▶ TASK MATERIAL:
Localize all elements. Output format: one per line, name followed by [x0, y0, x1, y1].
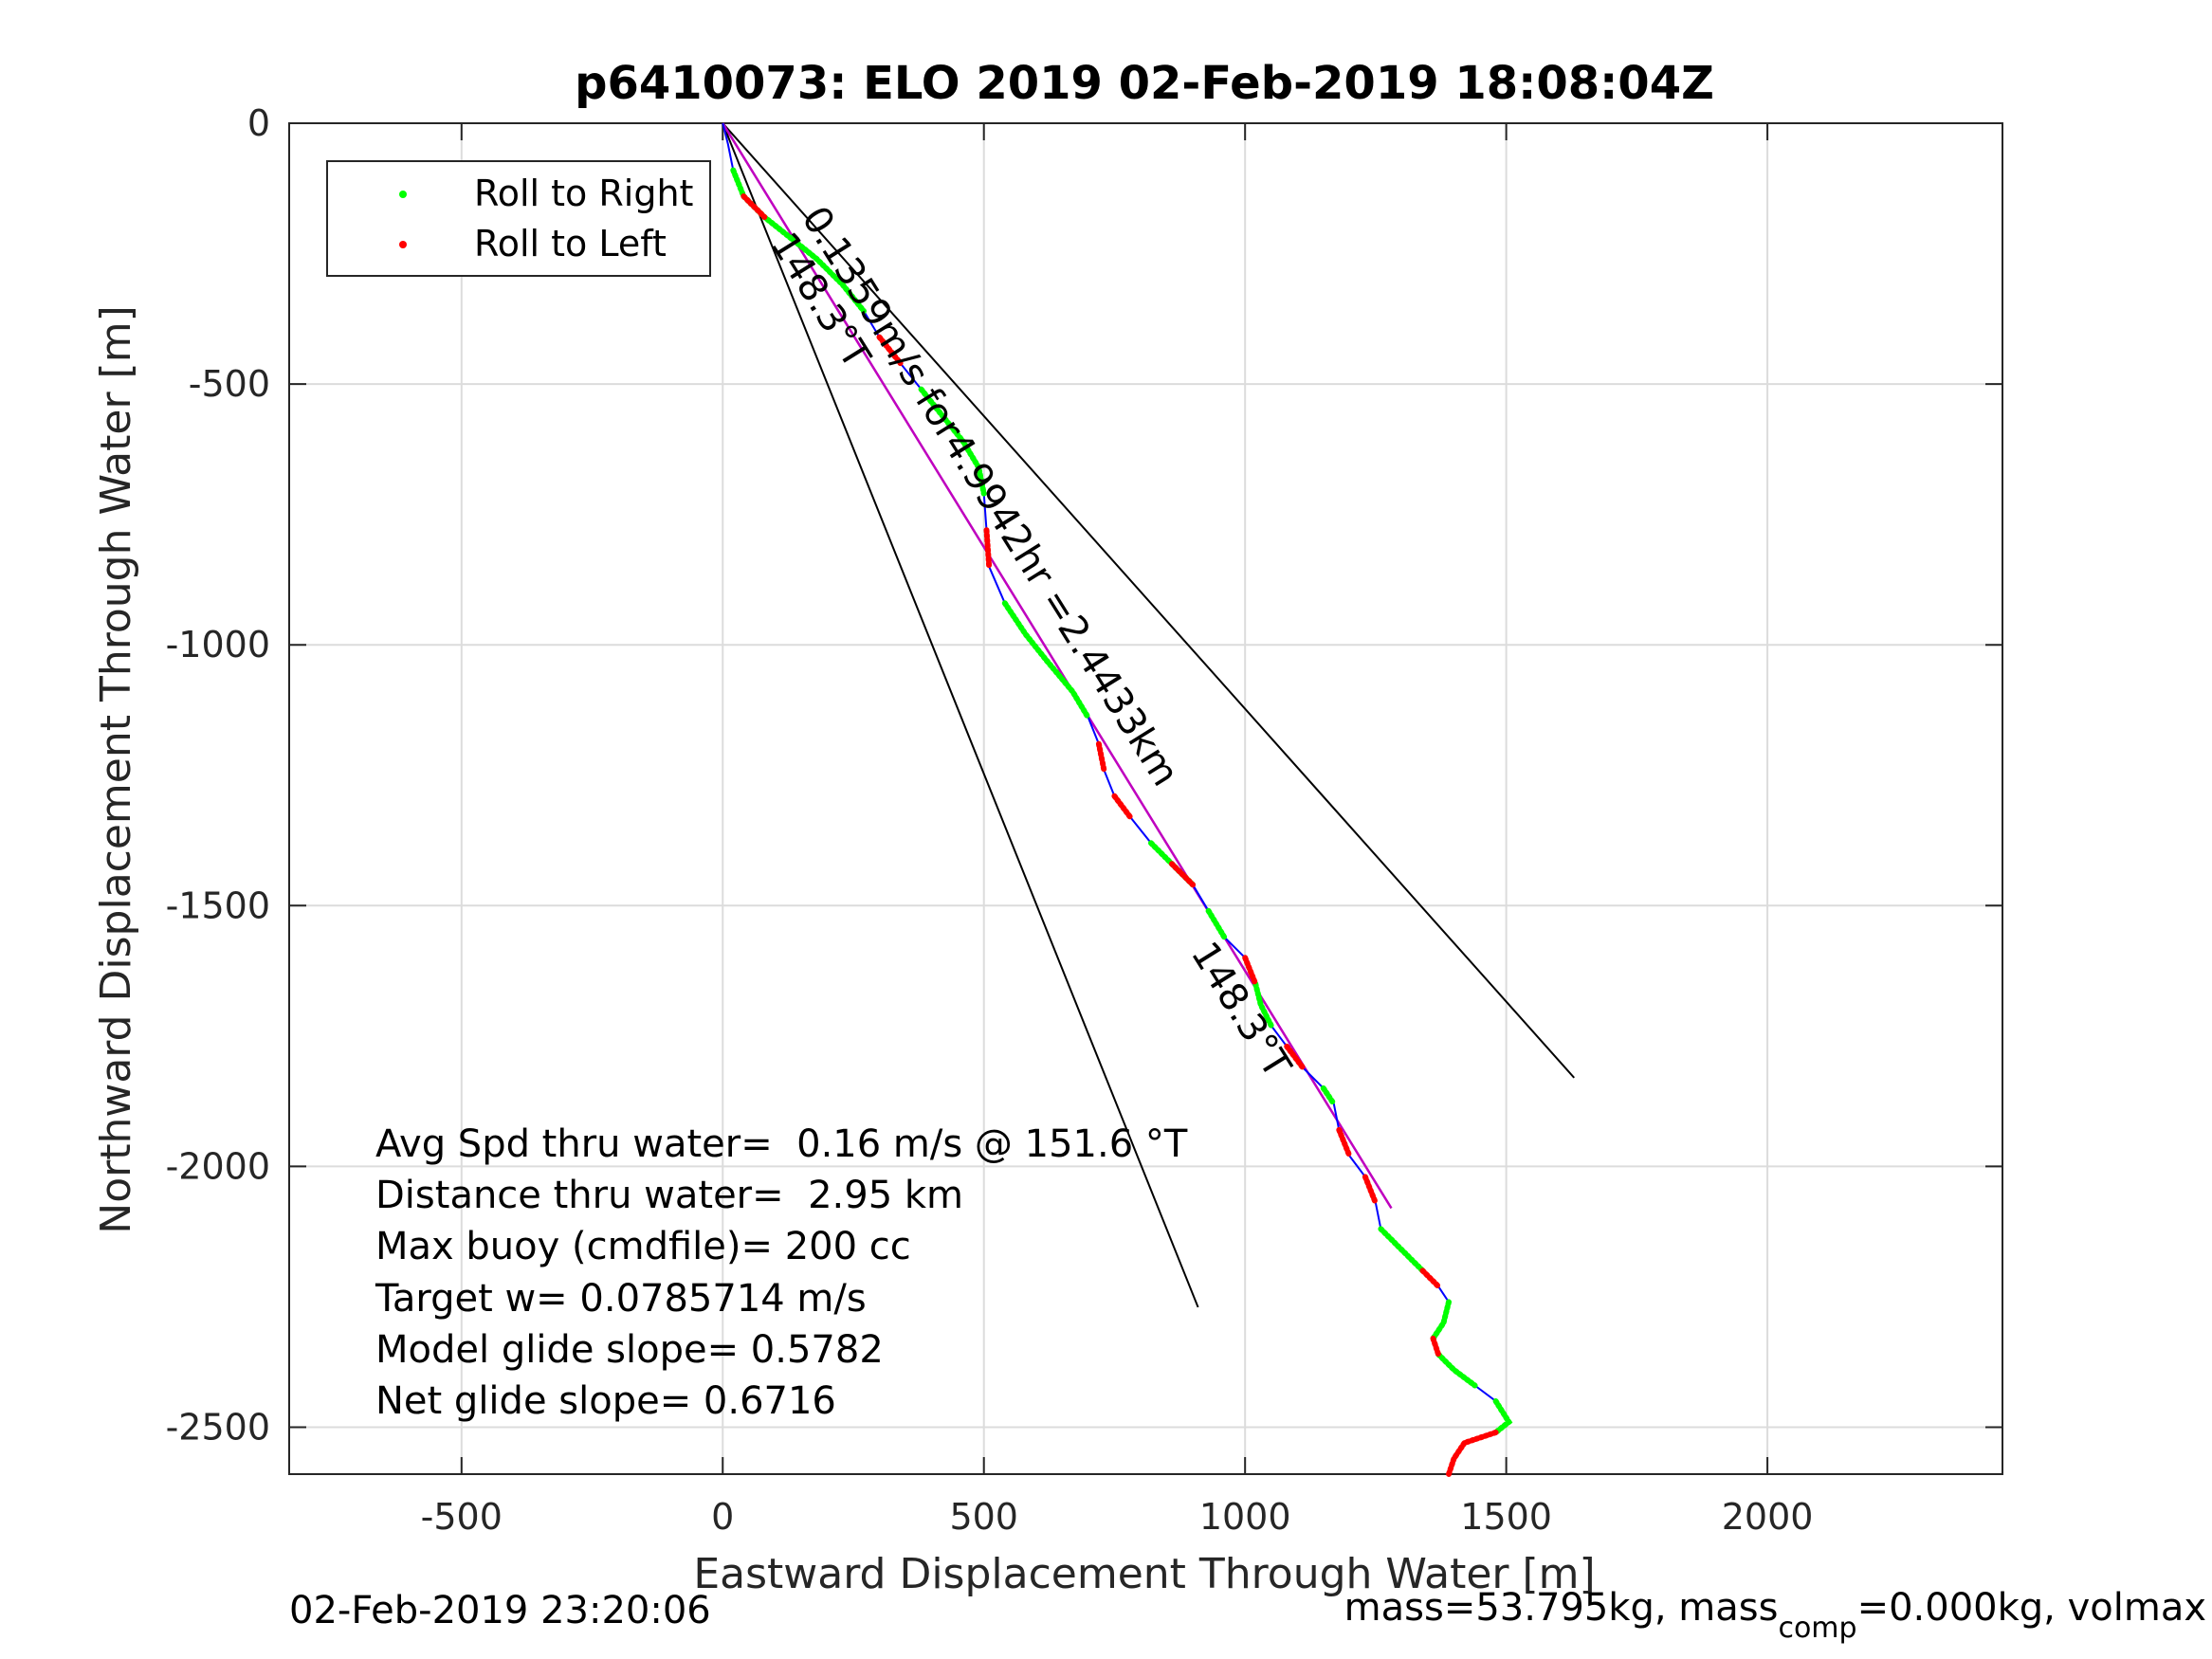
footer-mass-sub: comp — [1778, 1612, 1856, 1645]
x-tick-labels: -500 0 500 1000 1500 2000 — [421, 1496, 1814, 1538]
y-tick-label: -1500 — [166, 884, 270, 926]
x-tick-label: 2000 — [1722, 1496, 1814, 1538]
roll-right-marker — [918, 386, 987, 497]
annotation-model-glide: Model glide slope= 0.5782 — [375, 1328, 884, 1372]
roll-right-marker — [1252, 980, 1274, 1029]
annotation-target-w: Target w= 0.0785714 m/s — [375, 1277, 867, 1321]
roll-left-marker — [1242, 955, 1259, 987]
annotation-avg-speed: Avg Spd thru water= 0.16 m/s @ 151.6 °T — [375, 1122, 1188, 1166]
x-tick-label: 1000 — [1199, 1496, 1291, 1538]
line-label: 0.1359m/s for4.9942hr =2.4433km — [793, 199, 1187, 793]
roll-left-marker — [1169, 861, 1197, 888]
chart-title: p6410073: ELO 2019 02-Feb-2019 18:08:04Z — [575, 57, 1714, 110]
roll-left-marker — [1430, 1335, 1441, 1358]
x-axis-label: Eastward Displacement Through Water [m] — [693, 1550, 1595, 1598]
annotation-distance: Distance thru water= 2.95 km — [375, 1174, 963, 1217]
footer-mass-text: mass=53.795kg, mass — [1344, 1586, 1779, 1630]
y-axis-label: Northward Displacement Through Water [m] — [92, 305, 140, 1233]
grid — [289, 122, 2002, 1474]
x-tick-label: 1500 — [1460, 1496, 1552, 1538]
roll-left-marker — [876, 334, 904, 367]
x-tick-label: 0 — [711, 1496, 734, 1538]
roll-markers — [730, 167, 1513, 1477]
roll-left-marker — [1095, 740, 1107, 774]
roll-left-marker — [1284, 1043, 1306, 1070]
heading-line — [722, 122, 1393, 1210]
y-tick-label: -1000 — [166, 624, 270, 665]
roll-left-marker — [1446, 1430, 1499, 1477]
annotation-max-buoy: Max buoy (cmdfile)= 200 cc — [375, 1225, 911, 1268]
roll-right-marker — [1001, 600, 1091, 721]
legend: Roll to Right Roll to Left — [326, 160, 711, 277]
legend-box — [326, 160, 711, 277]
line-label: 148.3°T — [1182, 935, 1300, 1086]
roll-right-marker — [1378, 1226, 1426, 1274]
roll-left-marker — [983, 527, 993, 570]
footer-timestamp: 02-Feb-2019 23:20:06 — [289, 1589, 711, 1632]
plot-area — [288, 122, 2003, 1475]
y-tick-labels: 0 -500 -1000 -1500 -2000 -2500 — [166, 102, 270, 1448]
roll-right-marker — [1435, 1351, 1478, 1389]
y-tick-label: -500 — [189, 363, 270, 405]
roll-left-marker — [1362, 1174, 1379, 1206]
footer-mass-tail: =0.000kg, volmax — [1857, 1586, 2206, 1630]
legend-label-roll-left: Roll to Left — [474, 223, 667, 264]
roll-right-marker — [1320, 1085, 1337, 1107]
roll-left-marker — [1419, 1267, 1441, 1289]
wedge-line — [722, 122, 1575, 1079]
legend-marker-roll-right — [399, 191, 407, 198]
x-tick-label: -500 — [421, 1496, 503, 1538]
heading-line-segment — [722, 122, 1393, 1210]
footer-mass: mass=53.795kg, masscomp=0.000kg, volmax — [1344, 1586, 2206, 1645]
roll-right-marker — [1205, 907, 1228, 940]
y-tick-label: -2500 — [166, 1406, 270, 1448]
wedge-line — [722, 122, 1199, 1308]
y-tick-label: 0 — [247, 102, 270, 144]
roll-left-marker — [1336, 1126, 1353, 1159]
annotation-net-glide: Net glide slope= 0.6716 — [375, 1379, 836, 1423]
stats-annotations: Avg Spd thru water= 0.16 m/s @ 151.6 °T … — [375, 1122, 1188, 1423]
legend-marker-roll-left — [399, 241, 407, 248]
axis-ticks — [289, 122, 2002, 1474]
roll-right-marker — [1430, 1299, 1452, 1341]
y-tick-label: -2000 — [166, 1145, 270, 1187]
legend-label-roll-right: Roll to Right — [474, 173, 693, 214]
roll-left-marker — [1111, 793, 1133, 820]
roll-right-marker — [1492, 1398, 1513, 1435]
roll-left-marker — [740, 193, 768, 220]
x-tick-label: 500 — [949, 1496, 1018, 1538]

▶ TASK BRIEF:
Rewrite every line of the records above as a numbered list. Skip blank lines and leave out the picture.

▶ REPLY:
1. Localize all elements. Output format: one per line, name followed by [x0, y0, x1, y1].
2. footer-mass-sub: comp — [1778, 1612, 1856, 1645]
3. x-tick-labels: -500 0 500 1000 1500 2000 — [421, 1496, 1814, 1538]
4. y-tick-label: -1500 — [166, 884, 270, 926]
5. x-tick-label: 2000 — [1722, 1496, 1814, 1538]
6. roll-right-marker — [918, 386, 987, 497]
7. annotation-model-glide: Model glide slope= 0.5782 — [375, 1328, 884, 1372]
8. roll-right-marker — [1252, 980, 1274, 1029]
9. annotation-target-w: Target w= 0.0785714 m/s — [375, 1277, 867, 1321]
10. roll-left-marker — [1242, 955, 1259, 987]
11. annotation-avg-speed: Avg Spd thru water= 0.16 m/s @ 151.6 °T — [375, 1122, 1188, 1166]
12. x-tick-label: 1000 — [1199, 1496, 1291, 1538]
13. line-label: 0.1359m/s for4.9942hr =2.4433km — [793, 199, 1187, 793]
14. roll-left-marker — [1169, 861, 1197, 888]
15. chart-title: p6410073: ELO 2019 02-Feb-2019 18:08:04Z — [575, 57, 1714, 110]
16. roll-left-marker — [1430, 1335, 1441, 1358]
17. x-axis-label: Eastward Displacement Through Water [m] — [693, 1550, 1595, 1598]
18. annotation-distance: Distance thru water= 2.95 km — [375, 1174, 963, 1217]
19. footer-mass-text: mass=53.795kg, mass — [1344, 1586, 1779, 1630]
20. y-axis-label: Northward Displacement Through Water [m] — [92, 305, 140, 1233]
21. grid — [289, 122, 2002, 1474]
22. x-tick-label: 1500 — [1460, 1496, 1552, 1538]
23. roll-left-marker — [876, 334, 904, 367]
24. x-tick-label: 0 — [711, 1496, 734, 1538]
25. roll-markers — [730, 167, 1513, 1477]
26. roll-left-marker — [1095, 740, 1107, 774]
27. roll-left-marker — [1284, 1043, 1306, 1070]
28. heading-line — [722, 122, 1393, 1210]
29. y-tick-label: -1000 — [166, 624, 270, 665]
30. roll-left-marker — [1446, 1430, 1499, 1477]
31. annotation-max-buoy: Max buoy (cmdfile)= 200 cc — [375, 1225, 911, 1268]
32. roll-right-marker — [1001, 600, 1091, 721]
33. legend: Roll to Right Roll to Left — [326, 160, 711, 277]
34. legend-box — [326, 160, 711, 277]
35. line-label: 148.3°T — [1182, 935, 1300, 1086]
36. roll-right-marker — [1378, 1226, 1426, 1274]
37. roll-left-marker — [983, 527, 993, 570]
38. footer-timestamp: 02-Feb-2019 23:20:06 — [289, 1589, 711, 1632]
39. plot-area — [288, 122, 2003, 1475]
40. y-tick-labels: 0 -500 -1000 -1500 -2000 -2500 — [166, 102, 270, 1448]
41. roll-right-marker — [1435, 1351, 1478, 1389]
42. y-tick-label: -500 — [189, 363, 270, 405]
43. roll-left-marker — [1362, 1174, 1379, 1206]
44. footer-mass-tail: =0.000kg, volmax — [1857, 1586, 2206, 1630]
45. legend-label-roll-left: Roll to Left — [474, 223, 667, 264]
46. roll-right-marker — [1320, 1085, 1337, 1107]
47. roll-left-marker — [1419, 1267, 1441, 1289]
48. wedge-line — [722, 122, 1575, 1079]
49. legend-marker-roll-right — [399, 191, 407, 198]
50. x-tick-label: -500 — [421, 1496, 503, 1538]
51. heading-line-segment — [722, 122, 1393, 1210]
52. footer-mass: mass=53.795kg, masscomp=0.000kg, volmax — [1344, 1586, 2206, 1645]
53. roll-right-marker — [1205, 907, 1228, 940]
54. y-tick-label: -2500 — [166, 1406, 270, 1448]
55. wedge-line — [722, 122, 1199, 1308]
56. y-tick-label: 0 — [247, 102, 270, 144]
57. roll-left-marker — [1336, 1126, 1353, 1159]
58. annotation-net-glide: Net glide slope= 0.6716 — [375, 1379, 836, 1423]
59. stats-annotations: Avg Spd thru water= 0.16 m/s @ 151.6 °T … — [375, 1122, 1188, 1423]
60. legend-marker-roll-left — [399, 241, 407, 248]
61. axis-ticks — [289, 122, 2002, 1474]
62. roll-right-marker — [1430, 1299, 1452, 1341]
63. y-tick-label: -2000 — [166, 1145, 270, 1187]
64. legend-label-roll-right: Roll to Right — [474, 173, 693, 214]
65. roll-left-marker — [1111, 793, 1133, 820]
66. roll-right-marker — [1492, 1398, 1513, 1435]
67. roll-left-marker — [740, 193, 768, 220]
68. x-tick-label: 500 — [949, 1496, 1018, 1538]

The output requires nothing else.